### Stated problem
Copy every entry precisely.

### Supplied records

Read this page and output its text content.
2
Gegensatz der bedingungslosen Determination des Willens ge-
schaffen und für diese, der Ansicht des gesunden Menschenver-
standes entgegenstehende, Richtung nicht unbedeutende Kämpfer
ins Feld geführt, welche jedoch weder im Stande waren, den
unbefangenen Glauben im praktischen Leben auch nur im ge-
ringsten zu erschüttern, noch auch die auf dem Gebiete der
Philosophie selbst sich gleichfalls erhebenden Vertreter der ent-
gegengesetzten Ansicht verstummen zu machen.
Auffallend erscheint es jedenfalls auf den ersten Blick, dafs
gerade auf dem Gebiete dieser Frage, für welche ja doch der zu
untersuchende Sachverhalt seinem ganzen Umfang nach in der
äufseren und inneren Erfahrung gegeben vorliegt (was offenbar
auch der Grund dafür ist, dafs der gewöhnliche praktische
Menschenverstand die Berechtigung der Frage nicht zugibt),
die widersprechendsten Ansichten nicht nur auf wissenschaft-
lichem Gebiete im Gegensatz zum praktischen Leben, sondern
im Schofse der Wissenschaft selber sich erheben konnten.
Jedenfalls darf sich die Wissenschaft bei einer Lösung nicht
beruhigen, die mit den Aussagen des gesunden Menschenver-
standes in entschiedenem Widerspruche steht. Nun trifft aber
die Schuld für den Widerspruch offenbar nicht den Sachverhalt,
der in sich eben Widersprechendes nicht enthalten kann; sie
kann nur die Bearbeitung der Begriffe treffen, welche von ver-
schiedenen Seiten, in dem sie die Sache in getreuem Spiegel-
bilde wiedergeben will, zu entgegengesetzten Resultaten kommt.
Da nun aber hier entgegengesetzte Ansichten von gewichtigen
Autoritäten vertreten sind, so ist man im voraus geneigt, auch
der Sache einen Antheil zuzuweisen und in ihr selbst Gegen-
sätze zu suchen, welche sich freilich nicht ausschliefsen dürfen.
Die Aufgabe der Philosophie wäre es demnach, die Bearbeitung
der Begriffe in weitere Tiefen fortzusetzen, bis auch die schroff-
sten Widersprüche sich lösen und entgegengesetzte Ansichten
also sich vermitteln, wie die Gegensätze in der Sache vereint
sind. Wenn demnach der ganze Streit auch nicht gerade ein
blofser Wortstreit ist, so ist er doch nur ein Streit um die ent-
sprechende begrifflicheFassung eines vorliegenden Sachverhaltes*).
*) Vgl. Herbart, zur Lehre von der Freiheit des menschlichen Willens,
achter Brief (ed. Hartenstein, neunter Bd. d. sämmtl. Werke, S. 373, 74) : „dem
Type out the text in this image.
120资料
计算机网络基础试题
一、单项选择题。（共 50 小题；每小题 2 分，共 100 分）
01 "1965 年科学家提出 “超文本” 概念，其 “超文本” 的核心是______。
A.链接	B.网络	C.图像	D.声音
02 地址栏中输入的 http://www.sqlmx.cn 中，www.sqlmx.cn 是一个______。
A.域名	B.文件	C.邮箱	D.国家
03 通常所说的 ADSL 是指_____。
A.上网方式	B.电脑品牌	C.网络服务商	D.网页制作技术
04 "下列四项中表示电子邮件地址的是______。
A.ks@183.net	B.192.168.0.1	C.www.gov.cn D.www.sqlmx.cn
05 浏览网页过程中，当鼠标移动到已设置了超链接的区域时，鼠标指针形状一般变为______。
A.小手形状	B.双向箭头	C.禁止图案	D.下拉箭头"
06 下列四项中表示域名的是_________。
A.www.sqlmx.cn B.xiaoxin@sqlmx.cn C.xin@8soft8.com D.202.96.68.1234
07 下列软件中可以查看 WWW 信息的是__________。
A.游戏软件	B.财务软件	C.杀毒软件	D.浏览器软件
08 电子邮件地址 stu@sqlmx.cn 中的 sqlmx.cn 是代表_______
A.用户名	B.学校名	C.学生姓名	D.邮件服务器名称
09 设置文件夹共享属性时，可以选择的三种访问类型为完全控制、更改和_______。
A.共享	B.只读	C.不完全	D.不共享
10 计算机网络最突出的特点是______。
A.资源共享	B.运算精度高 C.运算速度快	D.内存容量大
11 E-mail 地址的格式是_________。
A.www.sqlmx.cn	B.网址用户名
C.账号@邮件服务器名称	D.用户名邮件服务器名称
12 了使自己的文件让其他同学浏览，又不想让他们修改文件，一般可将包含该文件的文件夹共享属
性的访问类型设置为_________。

### Completed exercise
Read this page and output its text content.
2
Gegensatz der bedingungslosen Determination des Willens ge-
schaffen und für diese, der Ansicht des gesunden Menschenver-
standes entgegenstehende, Richtung nicht unbedeutende Kämpfer
ins Feld geführt, welche jedoch weder im Stande waren, den
unbefangenen Glauben im praktischen Leben auch nur im ge-
ringsten zu erschüttern, noch auch die auf dem Gebiete der
Philosophie selbst sich gleichfalls erhebenden Vertreter der ent-
gegengesetzten Ansicht verstummen zu machen.
Auffallend erscheint es jedenfalls auf den ersten Blick, dafs
gerade auf dem Gebiete dieser Frage, für welche ja doch der zu
untersuchende Sachverhalt seinem ganzen Umfang nach in der
äufseren und inneren Erfahrung gegeben vorliegt (was offenbar
auch der Grund dafür ist, dafs der gewöhnliche praktische
Menschenverstand die Berechtigung der Frage nicht zugibt),
die widersprechendsten Ansichten nicht nur auf wissenschaft-
lichem Gebiete im Gegensatz zum praktischen Leben, sondern
im Schofse der Wissenschaft selber sich erheben konnten.
Jedenfalls darf sich die Wissenschaft bei einer Lösung nicht
beruhigen, die mit den Aussagen des gesunden Menschenver-
standes in entschiedenem Widerspruche steht. Nun trifft aber
die Schuld für den Widerspruch offenbar nicht den Sachverhalt,
der in sich eben Widersprechendes nicht enthalten kann; sie
kann nur die Bearbeitung der Begriffe treffen, welche von ver-
schiedenen Seiten, in dem sie die Sache in getreuem Spiegel-
bilde wiedergeben will, zu entgegengesetzten Resultaten kommt.
Da nun aber hier entgegengesetzte Ansichten von gewichtigen
Autoritäten vertreten sind, so ist man im voraus geneigt, auch
der Sache einen Antheil zuzuweisen und in ihr selbst Gegen-
sätze zu suchen, welche sich freilich nicht ausschliefsen dürfen.
Die Aufgabe der Philosophie wäre es demnach, die Bearbeitung
der Begriffe in weitere Tiefen fortzusetzen, bis auch die schroff-
sten Widersprüche sich lösen und entgegengesetzte Ansichten
also sich vermitteln, wie die Gegensätze in der Sache vereint
sind. Wenn demnach der ganze Streit auch nicht gerade ein
blofser Wortstreit ist, so ist er doch nur ein Streit um die ent-
sprechende begrifflicheFassung eines vorliegenden Sachverhaltes*).
*) Vgl. Herbart, zur Lehre von der Freiheit des menschlichen Willens,
achter Brief (ed. Hartenstein, neunter Bd. d. sämmtl. Werke, S. 373, 74) : „dem
Type out the text in this image.
120资料
计算机网络基础试题
一、单项选择题。（共 50 小题；每小题 2 分，共 100 分）
01 "1965 年科学家提出 “超文本” 概念，其 “超文本” 的核心是______。
A.链接	B.网络	C.图像	D.声音
02 地址栏中输入的 http://www.sqlmx.cn 中，www.sqlmx.cn 是一个______。
A.域名	B.文件	C.邮箱	D.国家
03 通常所说的 ADSL 是指_____。
A.上网方式	B.电脑品牌	C.网络服务商	D.网页制作技术
04 "下列四项中表示电子邮件地址的是______。
A.ks@183.net	B.192.168.0.1	C.www.gov.cn D.www.sqlmx.cn
05 浏览网页过程中，当鼠标移动到已设置了超链接的区域时，鼠标指针形状一般变为______。
A.小手形状	B.双向箭头	C.禁止图案	D.下拉箭头"
06 下列四项中表示域名的是_________。
A.www.sqlmx.cn B.xiaoxin@sqlmx.cn C.xin@8soft8.com D.202.96.68.1234
07 下列软件中可以查看 WWW 信息的是__________。
A.游戏软件	B.财务软件	C.杀毒软件	D.浏览器软件
08 电子邮件地址 stu@sqlmx.cn 中的 sqlmx.cn 是代表_______
A.用户名	B.学校名	C.学生姓名	D.邮件服务器名称
09 设置文件夹共享属性时，可以选择的三种访问类型为完全控制、更改和_______。
A.共享	B.只读	C.不完全	D.不共享
10 计算机网络最突出的特点是______。
A.资源共享	B.运算精度高 C.运算速度快	D.内存容量大
11 E-mail 地址的格式是_________。
A.www.sqlmx.cn	B.网址用户名
C.账号@邮件服务器名称	D.用户名邮件服务器名称
12 了使自己的文件让其他同学浏览，又不想让他们修改文件，一般可将包含该文件的文件夹共享属
性的访问类型设置为_________。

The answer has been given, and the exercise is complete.